**REQUIREMENTS**. From the listing below, pull each line that includes "data".

**RECORDS PROVIDED**.
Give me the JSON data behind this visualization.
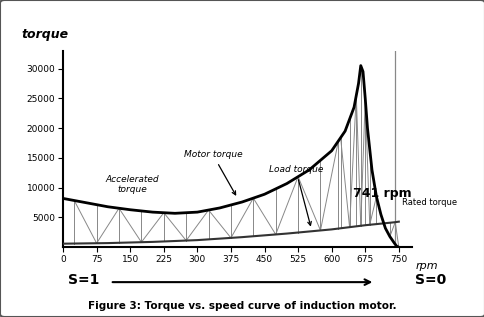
{
  "title": "Figure 3: Torque vs. speed curve of induction motor.",
  "ylabel": "torque",
  "xlabel": "rpm",
  "xlim": [
    0,
    780
  ],
  "ylim": [
    0,
    33000
  ],
  "xticks": [
    0,
    75,
    150,
    225,
    300,
    375,
    450,
    525,
    600,
    675,
    750
  ],
  "yticks": [
    5000,
    10000,
    15000,
    20000,
    25000,
    30000
  ],
  "rated_rpm": 741,
  "rated_torque": 4200,
  "s1_label": "S=1",
  "s0_label": "S=0",
  "rpm_label": "rpm",
  "motor_torque_label": "Motor torque",
  "load_torque_label": "Load torque",
  "accel_torque_label": "Accelerated\ntorque",
  "rated_torque_label": "Rated torque",
  "rpm_value_label": "741 rpm",
  "bg_color": "#ffffff",
  "motor_torque_color": "#000000",
  "load_torque_color": "#333333",
  "zigzag_color": "#888888",
  "rated_line_color": "#888888",
  "motor_rpm": [
    0,
    50,
    100,
    150,
    200,
    250,
    300,
    350,
    400,
    450,
    500,
    550,
    600,
    630,
    650,
    660,
    665,
    670,
    675,
    680,
    690,
    700,
    710,
    720,
    730,
    740,
    745,
    750
  ],
  "motor_torque": [
    8200,
    7500,
    6800,
    6300,
    5900,
    5700,
    5900,
    6600,
    7600,
    8900,
    10700,
    13000,
    16200,
    19500,
    23500,
    27500,
    30500,
    29500,
    25000,
    20000,
    13000,
    8500,
    5500,
    3200,
    1800,
    700,
    200,
    0
  ],
  "load_rpm": [
    0,
    100,
    200,
    300,
    400,
    500,
    600,
    675,
    741,
    750
  ],
  "load_torque": [
    600,
    700,
    900,
    1200,
    1700,
    2300,
    3000,
    3700,
    4200,
    4300
  ],
  "zigzag_rpms": [
    25,
    75,
    125,
    175,
    225,
    275,
    325,
    375,
    425,
    475,
    525,
    575,
    615
  ],
  "peak_rpms": [
    620,
    640,
    655,
    665,
    675,
    685,
    700,
    715,
    730,
    742,
    750
  ]
}
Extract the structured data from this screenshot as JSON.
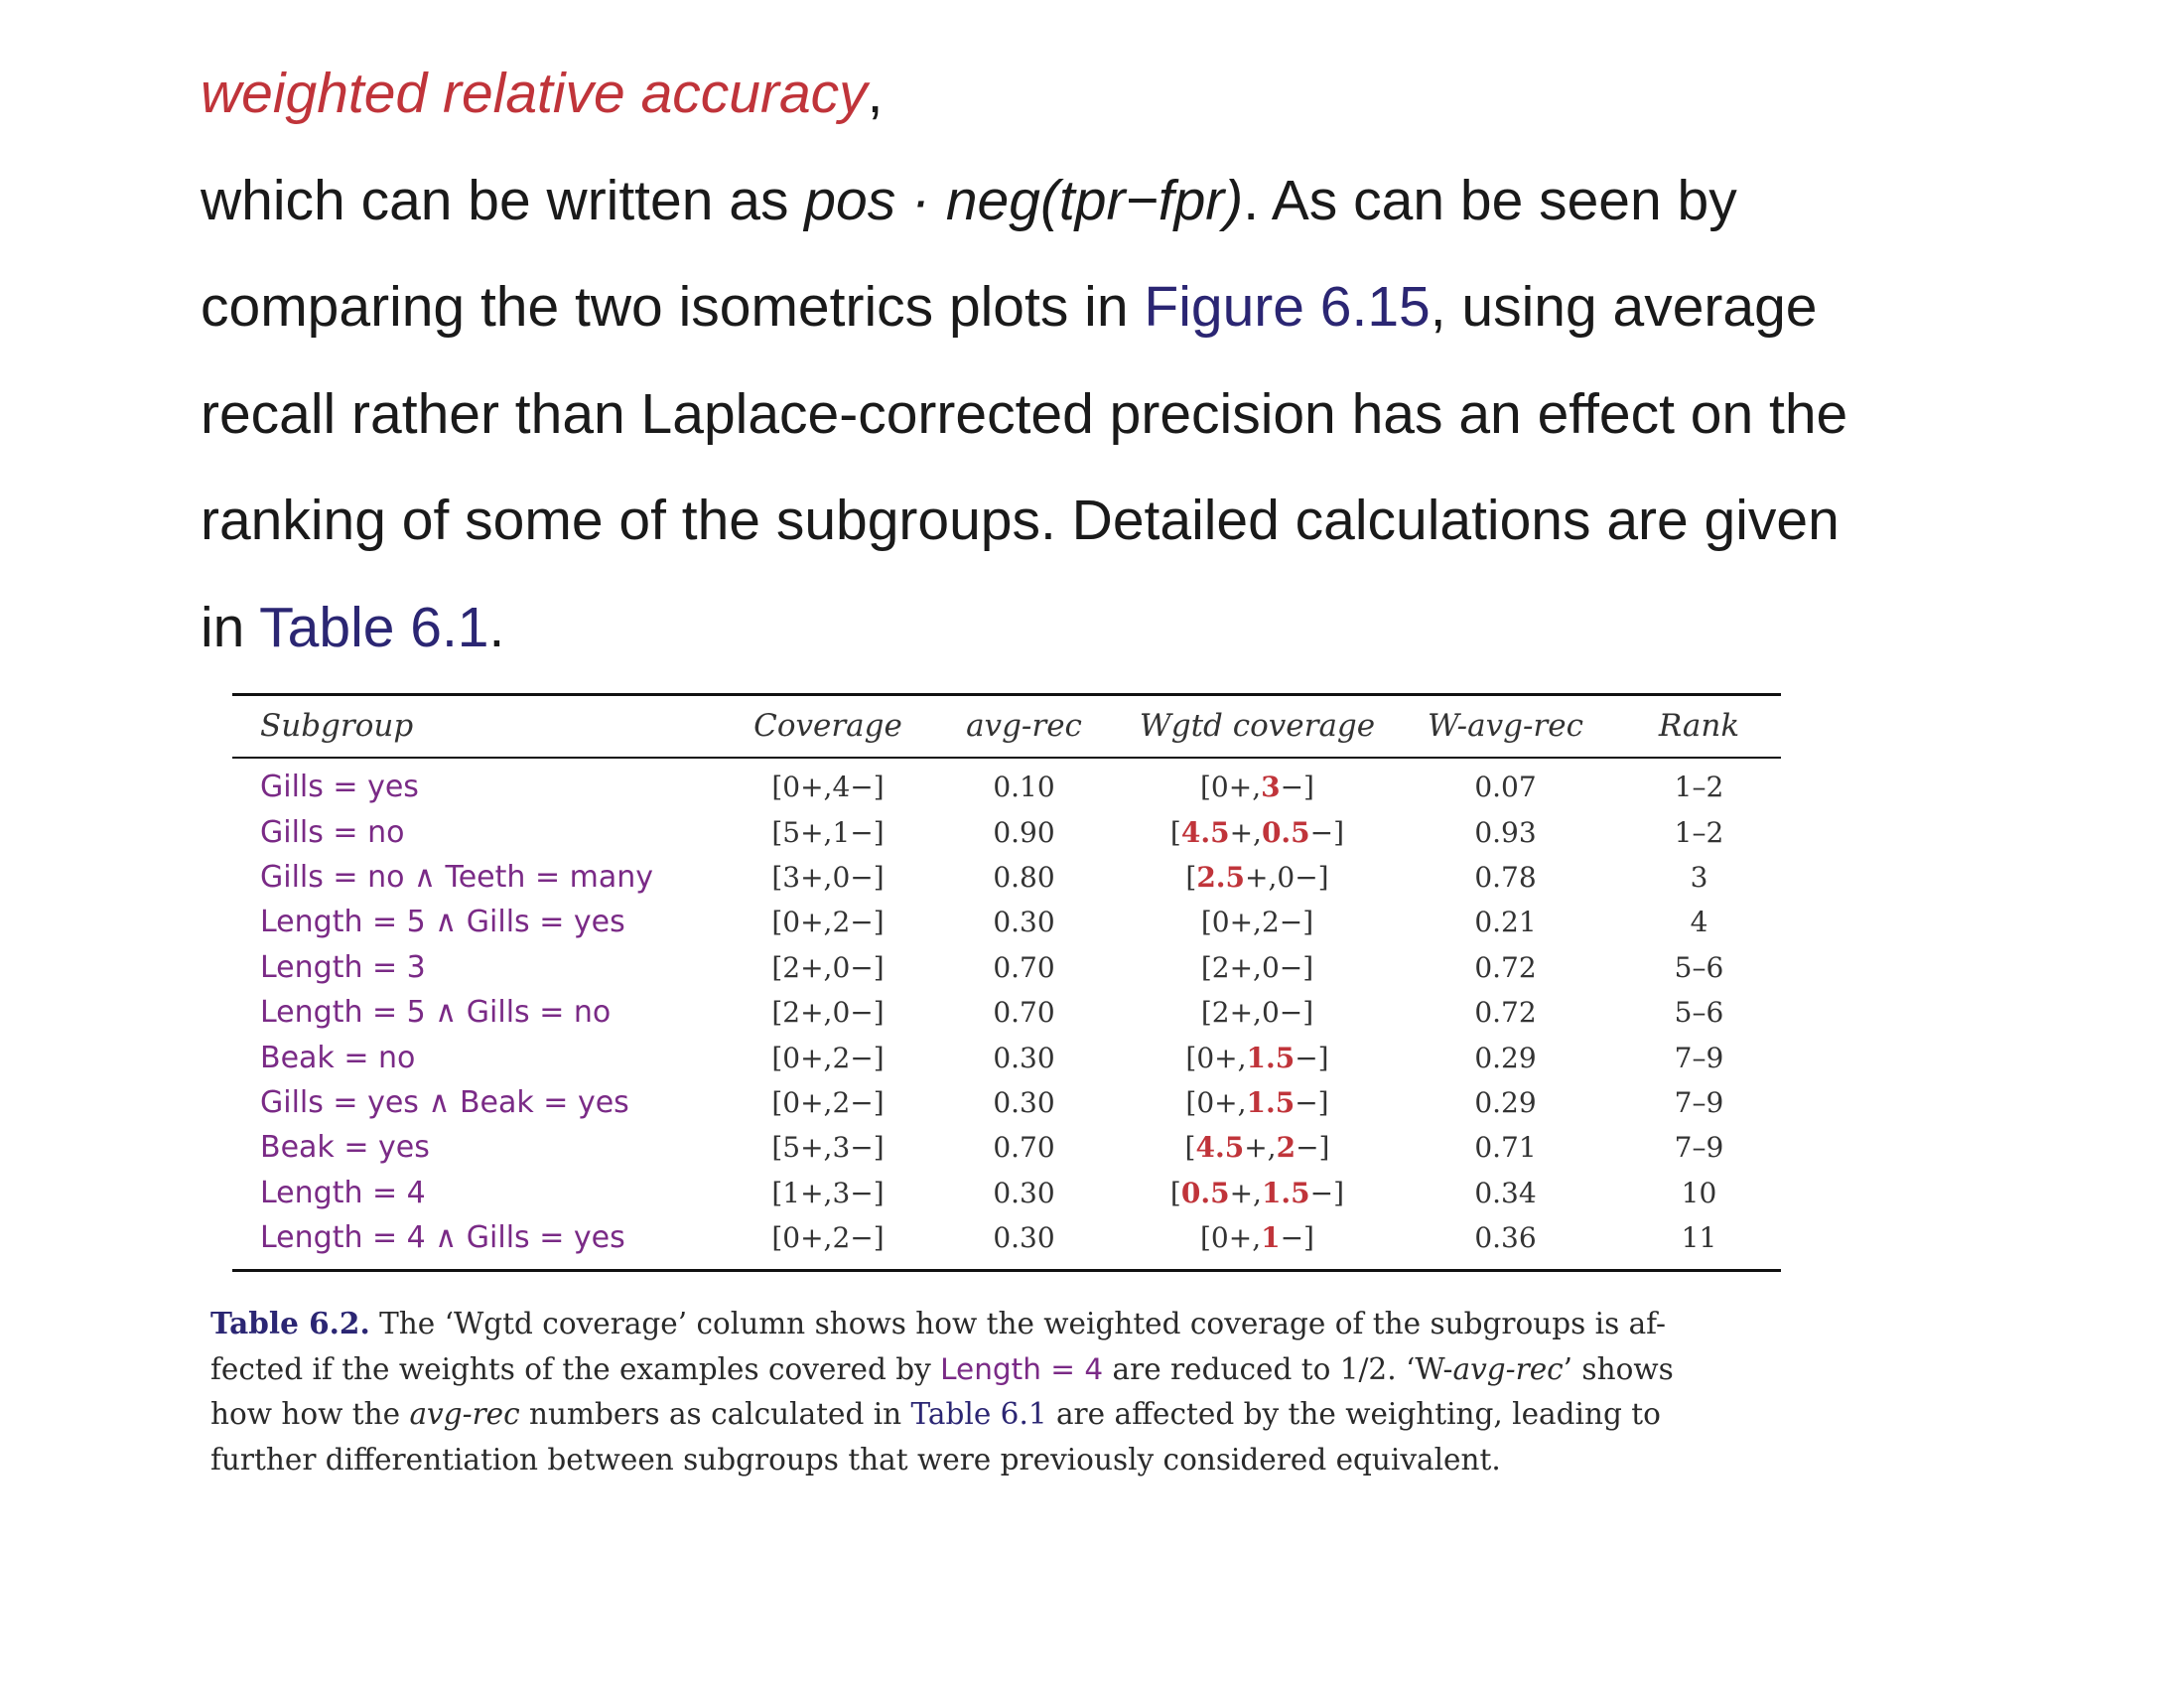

**WRITTEN SOLUTION**.
Give me the JSON data behind this visualization.
Extract the structured data from this screenshot as JSON.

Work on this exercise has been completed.